WHAT IS REQUIRED -
Tally the lines containing the word "PreM", and report the tally alone.
☆ ☆ ☆ ☆ ☆
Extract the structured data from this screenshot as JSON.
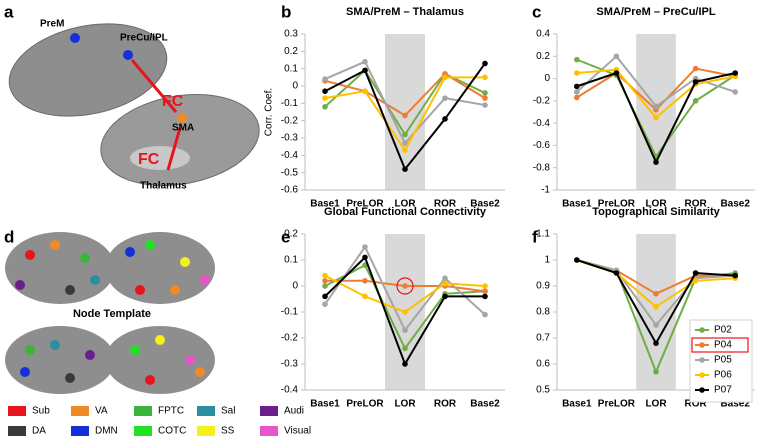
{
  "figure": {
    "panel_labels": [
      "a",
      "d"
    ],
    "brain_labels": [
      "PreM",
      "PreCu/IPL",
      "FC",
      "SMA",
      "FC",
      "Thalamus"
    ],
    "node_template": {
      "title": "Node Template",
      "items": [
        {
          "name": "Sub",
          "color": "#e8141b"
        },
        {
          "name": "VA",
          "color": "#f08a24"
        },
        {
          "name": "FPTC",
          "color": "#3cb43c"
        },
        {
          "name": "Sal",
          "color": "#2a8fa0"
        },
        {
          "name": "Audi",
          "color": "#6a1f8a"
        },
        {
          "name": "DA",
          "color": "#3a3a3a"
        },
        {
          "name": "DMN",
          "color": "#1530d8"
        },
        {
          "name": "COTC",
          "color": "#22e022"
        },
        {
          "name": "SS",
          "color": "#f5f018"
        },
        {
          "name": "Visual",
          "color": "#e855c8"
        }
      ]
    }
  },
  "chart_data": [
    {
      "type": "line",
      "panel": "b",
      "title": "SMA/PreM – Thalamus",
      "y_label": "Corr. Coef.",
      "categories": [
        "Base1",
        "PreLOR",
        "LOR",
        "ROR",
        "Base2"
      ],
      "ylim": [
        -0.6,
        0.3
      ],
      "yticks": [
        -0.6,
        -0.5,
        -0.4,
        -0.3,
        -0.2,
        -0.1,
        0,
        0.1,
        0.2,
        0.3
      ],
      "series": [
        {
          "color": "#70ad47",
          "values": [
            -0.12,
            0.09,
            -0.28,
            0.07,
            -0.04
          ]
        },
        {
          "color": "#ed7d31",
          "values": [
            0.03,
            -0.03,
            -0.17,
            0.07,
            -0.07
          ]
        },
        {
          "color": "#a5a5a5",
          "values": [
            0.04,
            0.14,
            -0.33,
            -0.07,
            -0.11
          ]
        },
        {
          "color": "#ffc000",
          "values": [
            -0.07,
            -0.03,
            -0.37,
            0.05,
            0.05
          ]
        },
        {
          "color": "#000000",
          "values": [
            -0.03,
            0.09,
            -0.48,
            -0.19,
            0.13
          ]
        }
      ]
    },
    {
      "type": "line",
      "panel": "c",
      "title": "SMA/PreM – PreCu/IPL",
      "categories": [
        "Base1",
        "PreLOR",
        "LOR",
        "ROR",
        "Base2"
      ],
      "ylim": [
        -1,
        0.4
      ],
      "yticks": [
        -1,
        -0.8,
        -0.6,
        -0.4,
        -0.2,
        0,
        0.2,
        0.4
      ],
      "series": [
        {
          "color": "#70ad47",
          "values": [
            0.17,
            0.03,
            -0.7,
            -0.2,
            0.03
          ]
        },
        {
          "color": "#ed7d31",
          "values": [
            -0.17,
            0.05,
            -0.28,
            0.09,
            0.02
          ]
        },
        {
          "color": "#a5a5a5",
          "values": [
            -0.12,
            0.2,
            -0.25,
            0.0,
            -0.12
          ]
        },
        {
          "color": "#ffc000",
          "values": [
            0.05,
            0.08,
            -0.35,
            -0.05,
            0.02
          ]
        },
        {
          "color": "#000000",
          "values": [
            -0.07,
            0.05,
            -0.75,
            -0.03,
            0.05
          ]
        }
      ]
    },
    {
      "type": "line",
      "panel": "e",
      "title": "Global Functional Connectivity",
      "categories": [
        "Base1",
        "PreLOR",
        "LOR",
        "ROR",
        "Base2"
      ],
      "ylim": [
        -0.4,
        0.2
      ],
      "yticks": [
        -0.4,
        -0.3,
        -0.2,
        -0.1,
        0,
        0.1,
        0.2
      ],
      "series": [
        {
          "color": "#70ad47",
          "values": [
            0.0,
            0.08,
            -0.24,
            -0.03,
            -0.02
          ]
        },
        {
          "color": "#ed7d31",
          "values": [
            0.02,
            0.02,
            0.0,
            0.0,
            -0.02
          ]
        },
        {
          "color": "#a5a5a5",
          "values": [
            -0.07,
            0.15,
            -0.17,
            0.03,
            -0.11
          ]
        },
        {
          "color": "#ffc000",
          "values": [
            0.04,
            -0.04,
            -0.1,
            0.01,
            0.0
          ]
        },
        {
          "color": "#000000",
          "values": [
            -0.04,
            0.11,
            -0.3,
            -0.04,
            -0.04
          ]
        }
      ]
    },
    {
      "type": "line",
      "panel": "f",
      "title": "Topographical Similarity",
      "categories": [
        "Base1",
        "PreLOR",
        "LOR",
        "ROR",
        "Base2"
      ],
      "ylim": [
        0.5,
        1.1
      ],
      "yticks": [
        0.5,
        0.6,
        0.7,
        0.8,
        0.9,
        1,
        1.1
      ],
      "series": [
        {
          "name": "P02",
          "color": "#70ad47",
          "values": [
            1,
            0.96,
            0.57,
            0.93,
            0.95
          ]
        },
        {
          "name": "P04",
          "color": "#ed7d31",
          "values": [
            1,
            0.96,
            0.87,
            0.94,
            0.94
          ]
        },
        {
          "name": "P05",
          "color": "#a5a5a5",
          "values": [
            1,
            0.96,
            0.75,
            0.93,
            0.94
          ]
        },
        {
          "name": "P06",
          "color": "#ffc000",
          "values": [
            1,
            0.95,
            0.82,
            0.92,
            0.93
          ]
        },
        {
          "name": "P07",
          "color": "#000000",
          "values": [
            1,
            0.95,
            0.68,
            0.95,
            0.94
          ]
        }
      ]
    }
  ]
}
☆ ☆ ☆ ☆ ☆
RESPONSE TO THE TASK -
3